- _What is required_
Work out how many lines of the data hold the string "this", and reply with that number alone.

- _Data extract_
───

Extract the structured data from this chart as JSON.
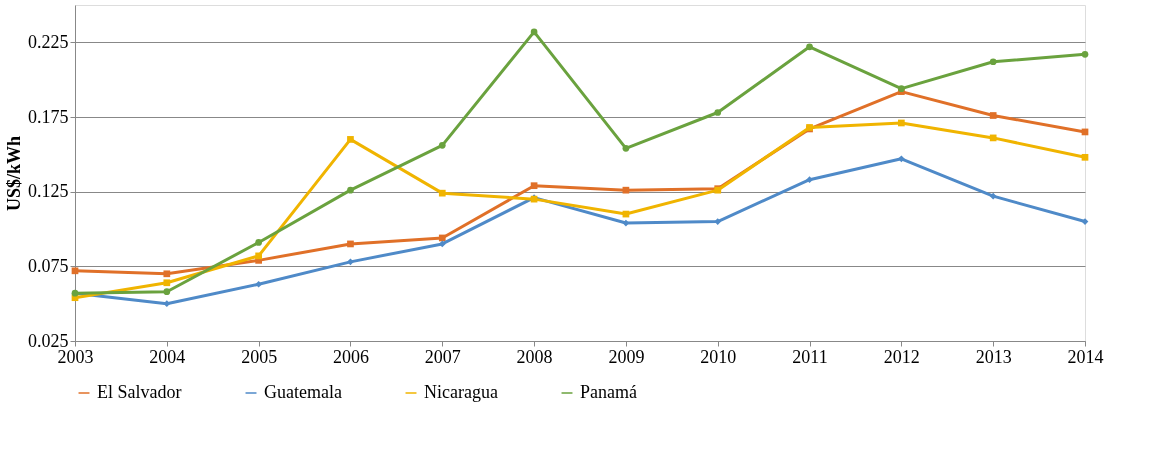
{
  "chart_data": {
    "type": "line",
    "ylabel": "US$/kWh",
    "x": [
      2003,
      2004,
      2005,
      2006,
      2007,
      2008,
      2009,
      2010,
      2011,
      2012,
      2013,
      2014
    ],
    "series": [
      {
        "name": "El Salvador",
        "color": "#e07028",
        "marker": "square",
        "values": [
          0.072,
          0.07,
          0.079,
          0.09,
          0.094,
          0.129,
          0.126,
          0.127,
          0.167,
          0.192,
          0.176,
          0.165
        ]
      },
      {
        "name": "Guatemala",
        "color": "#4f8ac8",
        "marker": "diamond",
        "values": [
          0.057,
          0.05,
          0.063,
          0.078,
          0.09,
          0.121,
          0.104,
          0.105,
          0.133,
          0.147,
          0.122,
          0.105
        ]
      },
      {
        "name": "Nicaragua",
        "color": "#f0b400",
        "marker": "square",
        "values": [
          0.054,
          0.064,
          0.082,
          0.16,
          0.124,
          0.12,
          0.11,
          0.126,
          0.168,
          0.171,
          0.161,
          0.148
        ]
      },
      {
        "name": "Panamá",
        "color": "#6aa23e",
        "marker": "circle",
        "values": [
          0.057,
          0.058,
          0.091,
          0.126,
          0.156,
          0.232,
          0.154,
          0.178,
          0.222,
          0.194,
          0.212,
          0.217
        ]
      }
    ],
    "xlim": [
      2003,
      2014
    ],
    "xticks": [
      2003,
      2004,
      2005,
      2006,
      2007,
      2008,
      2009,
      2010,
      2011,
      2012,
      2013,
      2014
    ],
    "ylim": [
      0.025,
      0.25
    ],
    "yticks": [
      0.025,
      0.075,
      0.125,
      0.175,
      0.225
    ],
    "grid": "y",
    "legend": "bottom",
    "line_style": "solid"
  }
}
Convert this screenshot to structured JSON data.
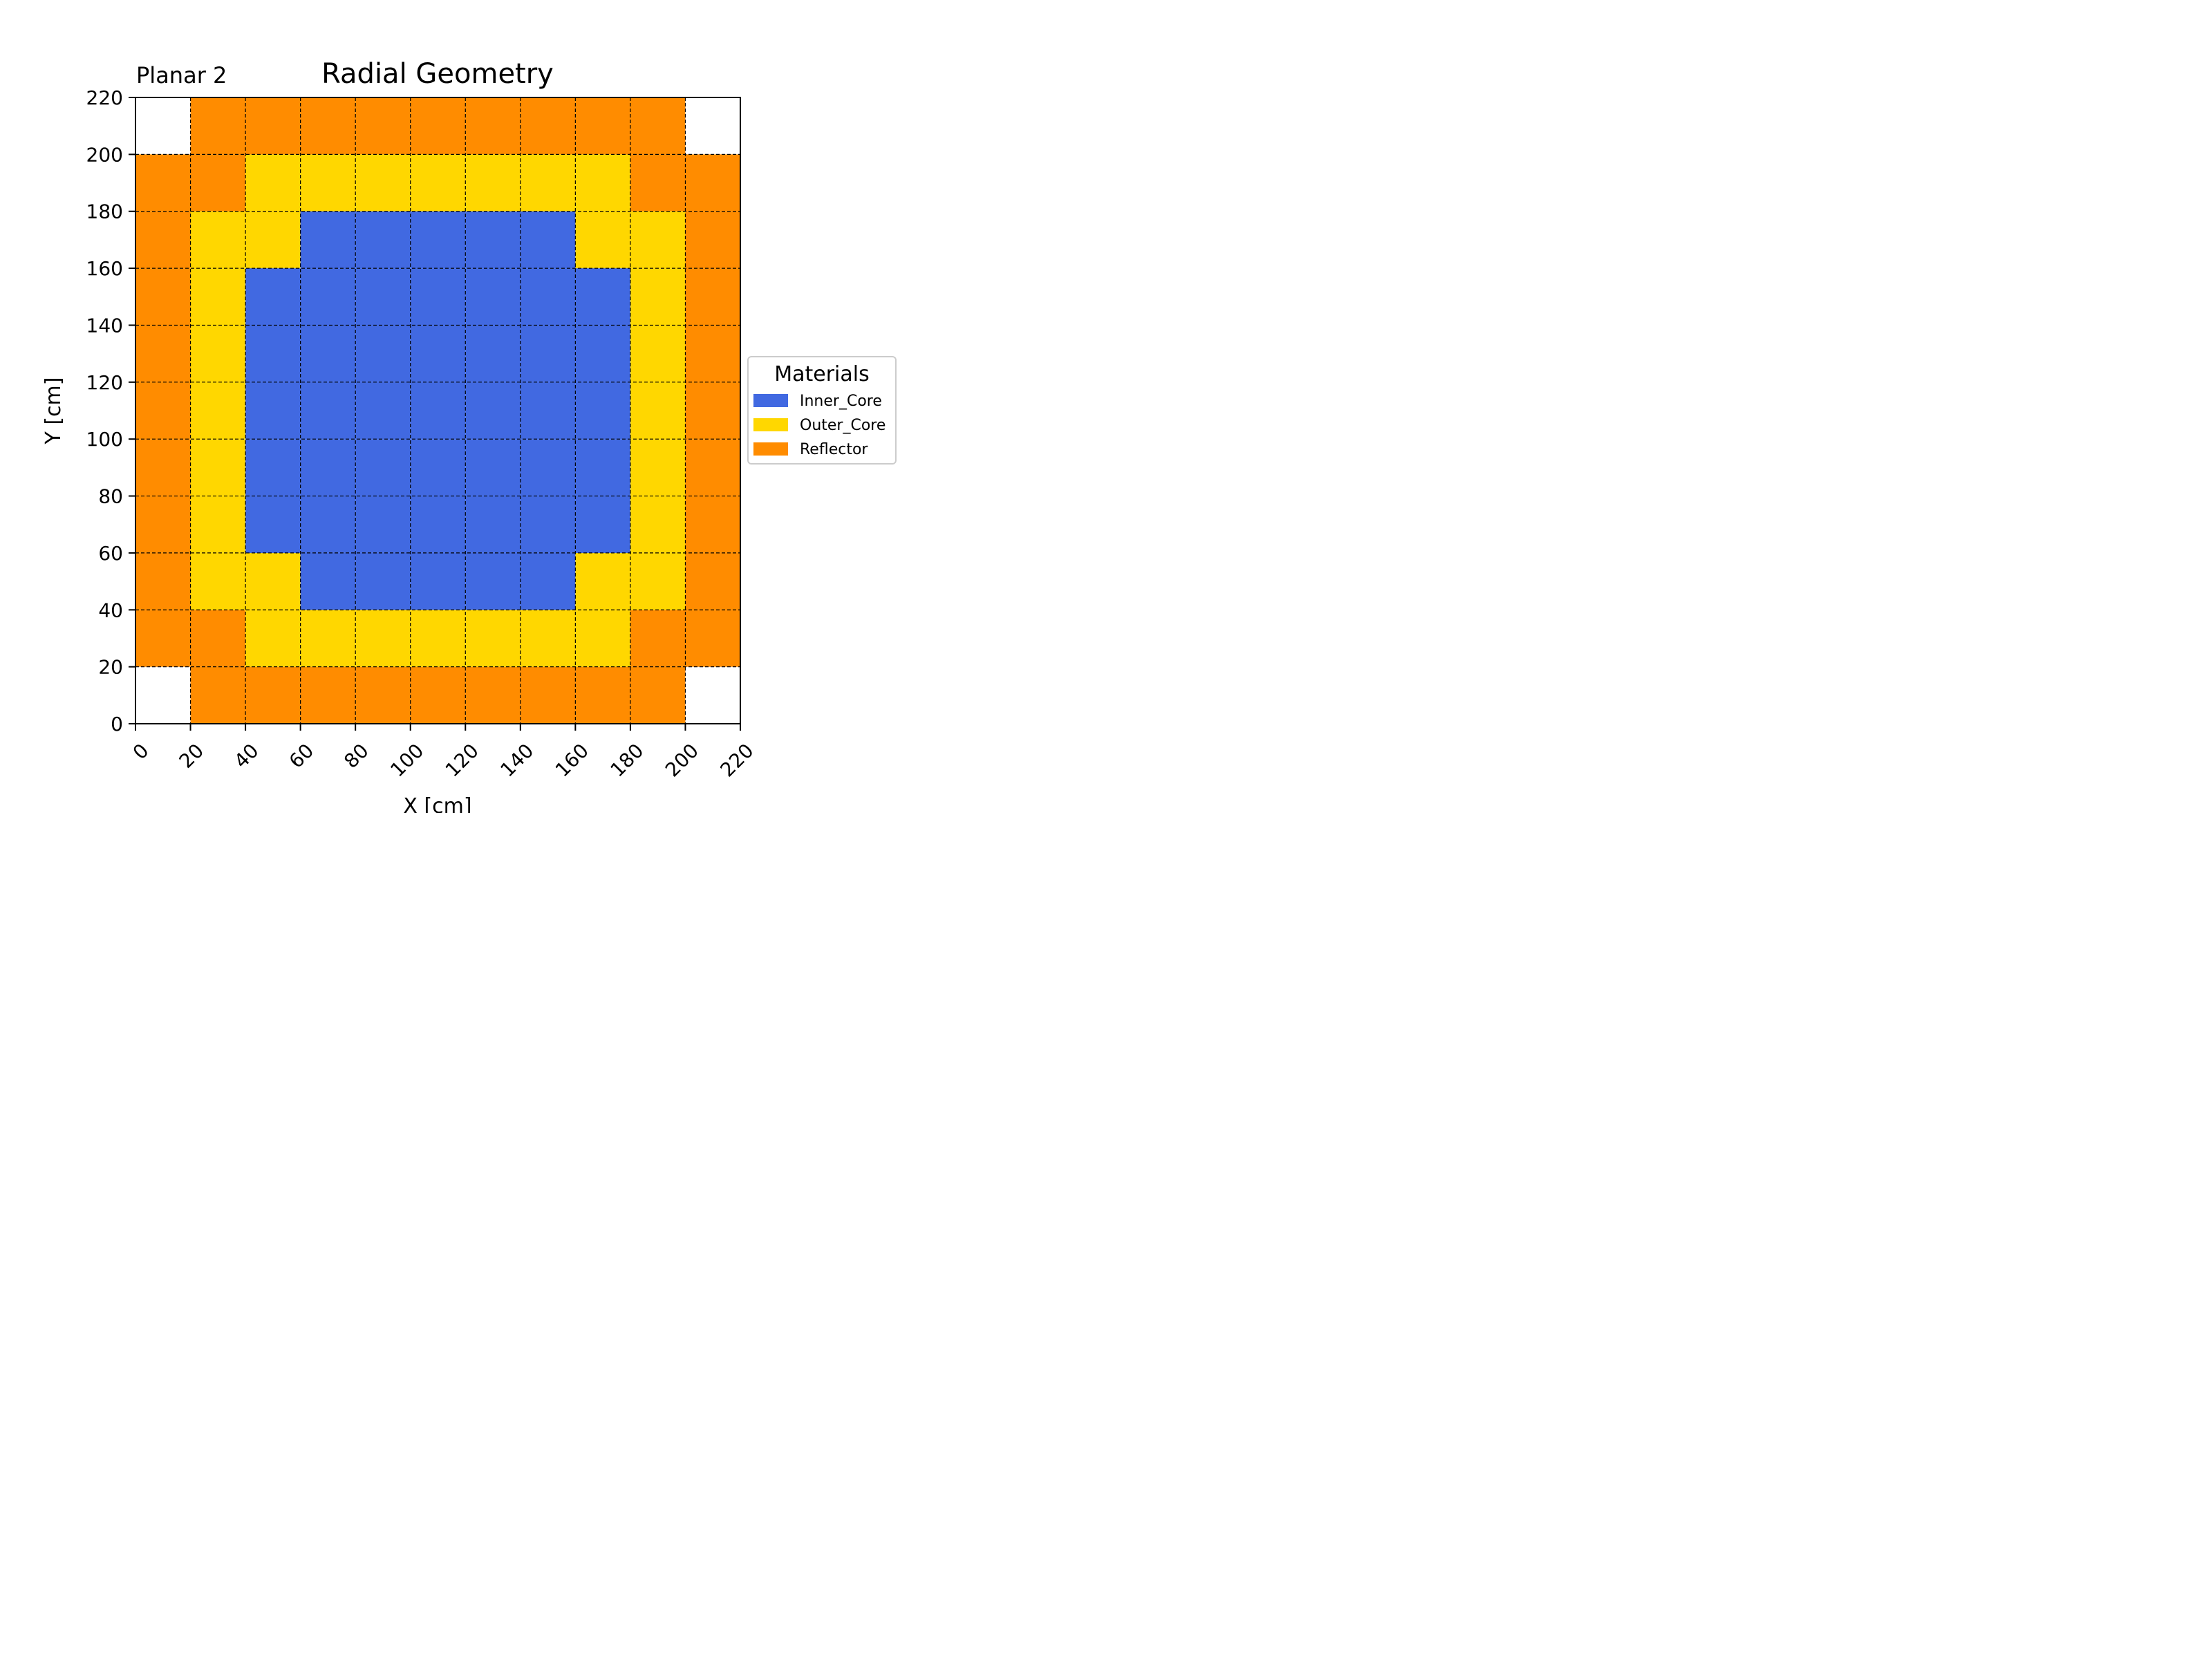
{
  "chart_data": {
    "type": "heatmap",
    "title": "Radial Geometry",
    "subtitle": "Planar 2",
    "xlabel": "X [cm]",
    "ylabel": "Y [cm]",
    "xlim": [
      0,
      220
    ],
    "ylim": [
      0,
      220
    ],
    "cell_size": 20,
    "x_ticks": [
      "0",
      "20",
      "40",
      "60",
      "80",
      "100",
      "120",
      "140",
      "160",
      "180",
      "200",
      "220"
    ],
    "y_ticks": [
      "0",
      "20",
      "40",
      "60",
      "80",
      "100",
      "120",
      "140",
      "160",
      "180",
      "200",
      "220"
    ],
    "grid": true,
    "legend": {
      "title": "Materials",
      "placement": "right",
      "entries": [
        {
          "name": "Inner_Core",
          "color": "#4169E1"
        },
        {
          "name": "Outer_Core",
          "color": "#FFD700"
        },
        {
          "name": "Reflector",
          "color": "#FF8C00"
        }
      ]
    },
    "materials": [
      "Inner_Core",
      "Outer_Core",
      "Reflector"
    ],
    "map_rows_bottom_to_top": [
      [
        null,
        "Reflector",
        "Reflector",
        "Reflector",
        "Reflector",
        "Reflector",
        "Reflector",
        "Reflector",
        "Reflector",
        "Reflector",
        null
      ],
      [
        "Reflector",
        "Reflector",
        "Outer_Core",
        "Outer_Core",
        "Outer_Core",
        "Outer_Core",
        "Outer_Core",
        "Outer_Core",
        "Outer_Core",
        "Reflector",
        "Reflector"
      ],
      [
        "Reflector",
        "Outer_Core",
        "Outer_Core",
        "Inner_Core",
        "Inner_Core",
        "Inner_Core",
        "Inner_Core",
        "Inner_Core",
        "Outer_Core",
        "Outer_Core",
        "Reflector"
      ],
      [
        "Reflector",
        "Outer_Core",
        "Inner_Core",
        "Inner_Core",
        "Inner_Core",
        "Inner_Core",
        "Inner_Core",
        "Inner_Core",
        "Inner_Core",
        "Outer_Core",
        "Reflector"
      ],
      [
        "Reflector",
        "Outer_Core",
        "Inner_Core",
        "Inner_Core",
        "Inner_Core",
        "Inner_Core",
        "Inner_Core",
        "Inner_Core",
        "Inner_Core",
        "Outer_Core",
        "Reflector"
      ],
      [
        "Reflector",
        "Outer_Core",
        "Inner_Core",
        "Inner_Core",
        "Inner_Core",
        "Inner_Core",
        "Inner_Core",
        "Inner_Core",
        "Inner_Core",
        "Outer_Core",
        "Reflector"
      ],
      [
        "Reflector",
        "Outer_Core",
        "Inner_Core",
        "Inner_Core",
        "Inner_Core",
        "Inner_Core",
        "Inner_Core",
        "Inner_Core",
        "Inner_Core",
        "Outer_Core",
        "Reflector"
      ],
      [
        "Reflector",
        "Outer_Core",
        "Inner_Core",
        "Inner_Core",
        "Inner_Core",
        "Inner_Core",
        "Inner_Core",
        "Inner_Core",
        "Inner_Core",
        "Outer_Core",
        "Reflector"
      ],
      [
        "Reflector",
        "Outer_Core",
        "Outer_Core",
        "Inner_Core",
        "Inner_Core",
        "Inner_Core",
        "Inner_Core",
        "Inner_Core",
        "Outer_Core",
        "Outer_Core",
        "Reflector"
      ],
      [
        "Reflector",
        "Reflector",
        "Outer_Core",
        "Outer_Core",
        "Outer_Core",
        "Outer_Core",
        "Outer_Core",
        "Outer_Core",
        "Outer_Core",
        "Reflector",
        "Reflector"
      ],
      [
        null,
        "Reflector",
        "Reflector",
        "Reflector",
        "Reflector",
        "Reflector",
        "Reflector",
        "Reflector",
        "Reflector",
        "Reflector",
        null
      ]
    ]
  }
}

───

- _Task solution_
2